> [What is needed]
Return, unchanged and in their original order, the lines of the rows starting at the line containing "- avatar-basaus[interactable]: [38, 119, 94, 175]" and ending at the line containing "- avatar-vo[interactable]: [38, 6, 94, 62]". Include both of those lines.

--- START OF Data listing ---

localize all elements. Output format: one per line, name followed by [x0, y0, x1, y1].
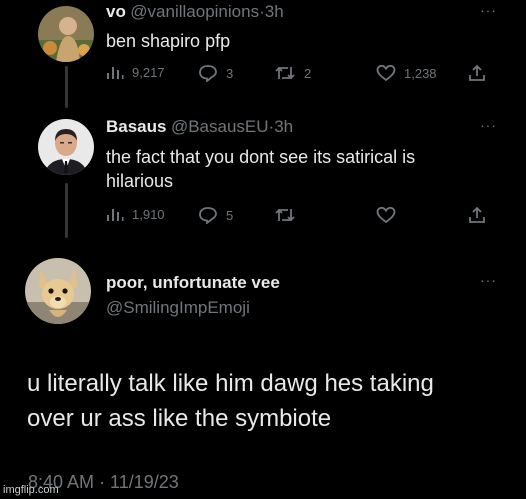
- avatar-basaus[interactable]: [38, 119, 94, 175]
- tweet-1-text: ben shapiro pfp: [106, 31, 231, 51]
- main-display-name[interactable]: poor, unfortunate vee: [106, 273, 280, 293]
- tweet-1-handle[interactable]: @vanillaopinions: [130, 2, 259, 21]
- views-icon: [107, 67, 124, 79]
- tweet-1-reply-count: 3: [226, 65, 234, 81]
- reply-icon: [199, 65, 217, 82]
- tweet-1-more-button[interactable]: ···: [480, 2, 497, 18]
- tweet-2-header: Basaus @BasausEU·3h: [106, 117, 293, 137]
- avatar-basaus-image: [38, 119, 94, 175]
- tweet-2-text: the fact that you dont see its satirical…: [106, 145, 415, 193]
- thread-line-2: [65, 183, 68, 238]
- tweet-1-display-name[interactable]: vo: [106, 2, 126, 21]
- avatar-vo-image: [38, 6, 94, 62]
- tweet-2-display-name[interactable]: Basaus: [106, 117, 166, 136]
- views-icon: [107, 209, 124, 221]
- imgflip-watermark: imgflip.com: [3, 484, 59, 496]
- tweet-2-text-line-2: hilarious: [106, 171, 174, 191]
- tweet-2-reply-count: 5: [226, 207, 234, 223]
- tweet-2-actions: 1,910 5: [106, 206, 496, 228]
- main-more-button[interactable]: ···: [480, 272, 497, 288]
- tweet-1-retweet[interactable]: 2: [274, 64, 311, 82]
- avatar-vo[interactable]: [38, 6, 94, 62]
- tweet-2-like[interactable]: [376, 206, 404, 224]
- tweet-1-time[interactable]: 3h: [265, 2, 284, 21]
- tweet-2-time[interactable]: 3h: [274, 117, 293, 136]
- tweet-2-reply[interactable]: 5: [198, 206, 233, 224]
- tweet-2-views-count: 1,910: [132, 206, 165, 222]
- tweet-1-views-count: 9,217: [132, 64, 165, 80]
- tweet-2-more-button[interactable]: ···: [480, 117, 497, 133]
- main-handle[interactable]: @SmilingImpEmoji: [106, 298, 250, 318]
- tweet-1-actions: 9,217 3 2 1,238: [106, 64, 496, 86]
- main-text-line-1: u literally talk like him dawg hes takin…: [27, 370, 434, 397]
- main-text-line-2: over ur ass like the symbiote: [27, 405, 332, 432]
- tweet-1-like-count: 1,238: [404, 65, 437, 81]
- tweet-1-views[interactable]: 9,217: [106, 64, 165, 80]
- tweet-2-retweet[interactable]: [274, 206, 304, 224]
- tweet-2-text-line-1: the fact that you dont see its satirical…: [106, 147, 416, 167]
- retweet-icon: [275, 66, 295, 80]
- avatar-vee[interactable]: [25, 258, 91, 324]
- retweet-icon: [275, 208, 295, 222]
- heart-icon: [376, 206, 396, 224]
- share-icon: [469, 64, 485, 81]
- tweet-1-reply[interactable]: 3: [198, 64, 233, 82]
- tweet-1-header: vo @vanillaopinions·3h: [106, 2, 284, 22]
- reply-icon: [199, 207, 217, 224]
- tweet-2-share[interactable]: [468, 206, 486, 224]
- tweet-2-handle[interactable]: @BasausEU: [171, 117, 269, 136]
- share-icon: [469, 206, 485, 223]
- thread-line-1: [65, 66, 68, 108]
- tweet-2-views[interactable]: 1,910: [106, 206, 165, 222]
- tweet-1-retweet-count: 2: [304, 65, 312, 81]
- avatar-vee-image: [25, 258, 91, 324]
- tweet-1-share[interactable]: [468, 64, 486, 82]
- tweet-1-like[interactable]: 1,238: [376, 64, 437, 82]
- heart-icon: [376, 64, 396, 82]
- main-text: u literally talk like him dawg hes takin…: [27, 366, 434, 436]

--- END OF Data listing ---

> [Task answer]
- avatar-basaus[interactable]: [38, 119, 94, 175]
- tweet-1-text: ben shapiro pfp: [106, 31, 231, 51]
- main-display-name[interactable]: poor, unfortunate vee: [106, 273, 280, 293]
- tweet-1-handle[interactable]: @vanillaopinions: [130, 2, 259, 21]
- views-icon: [107, 67, 124, 79]
- tweet-1-reply-count: 3: [226, 65, 234, 81]
- reply-icon: [199, 65, 217, 82]
- tweet-1-more-button[interactable]: ···: [480, 2, 497, 18]
- tweet-2-header: Basaus @BasausEU·3h: [106, 117, 293, 137]
- avatar-basaus-image: [38, 119, 94, 175]
- tweet-2-text: the fact that you dont see its satirical…: [106, 145, 415, 193]
- thread-line-2: [65, 183, 68, 238]
- tweet-1-display-name[interactable]: vo: [106, 2, 126, 21]
- avatar-vo-image: [38, 6, 94, 62]
- tweet-2-display-name[interactable]: Basaus: [106, 117, 166, 136]
- views-icon: [107, 209, 124, 221]
- imgflip-watermark: imgflip.com: [3, 484, 59, 496]
- tweet-2-text-line-2: hilarious: [106, 171, 174, 191]
- tweet-2-reply-count: 5: [226, 207, 234, 223]
- tweet-2-actions: 1,910 5: [106, 206, 496, 228]
- main-more-button[interactable]: ···: [480, 272, 497, 288]
- tweet-1-retweet[interactable]: 2: [274, 64, 311, 82]
- avatar-vo[interactable]: [38, 6, 94, 62]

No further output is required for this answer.